* Start Exercise material *

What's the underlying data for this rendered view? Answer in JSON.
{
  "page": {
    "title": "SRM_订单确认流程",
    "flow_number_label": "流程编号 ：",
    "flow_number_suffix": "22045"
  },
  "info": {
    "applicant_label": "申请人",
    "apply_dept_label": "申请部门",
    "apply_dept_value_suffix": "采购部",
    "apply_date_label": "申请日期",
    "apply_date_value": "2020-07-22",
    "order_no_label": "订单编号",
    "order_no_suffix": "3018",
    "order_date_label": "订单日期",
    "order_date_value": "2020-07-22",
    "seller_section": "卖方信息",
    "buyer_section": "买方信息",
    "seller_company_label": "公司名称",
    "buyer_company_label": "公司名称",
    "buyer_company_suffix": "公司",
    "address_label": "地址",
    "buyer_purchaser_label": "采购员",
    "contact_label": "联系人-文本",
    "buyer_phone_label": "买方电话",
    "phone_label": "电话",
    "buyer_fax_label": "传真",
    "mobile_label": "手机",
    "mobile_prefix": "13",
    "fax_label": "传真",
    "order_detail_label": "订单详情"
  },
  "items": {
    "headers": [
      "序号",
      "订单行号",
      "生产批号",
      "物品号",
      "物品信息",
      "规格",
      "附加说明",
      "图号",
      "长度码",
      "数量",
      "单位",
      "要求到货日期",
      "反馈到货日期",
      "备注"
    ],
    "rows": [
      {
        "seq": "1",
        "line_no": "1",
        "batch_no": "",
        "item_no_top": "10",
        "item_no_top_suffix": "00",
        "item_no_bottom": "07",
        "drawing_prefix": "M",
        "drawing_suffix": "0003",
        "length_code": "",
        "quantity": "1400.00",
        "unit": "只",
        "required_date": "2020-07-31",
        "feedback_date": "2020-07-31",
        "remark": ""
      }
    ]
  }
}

* End Exercise material *

Which lines include "公司名称"? Copy each of them out.

§ Exercise output:
    "seller_company_label": "公司名称",
    "buyer_company_label": "公司名称",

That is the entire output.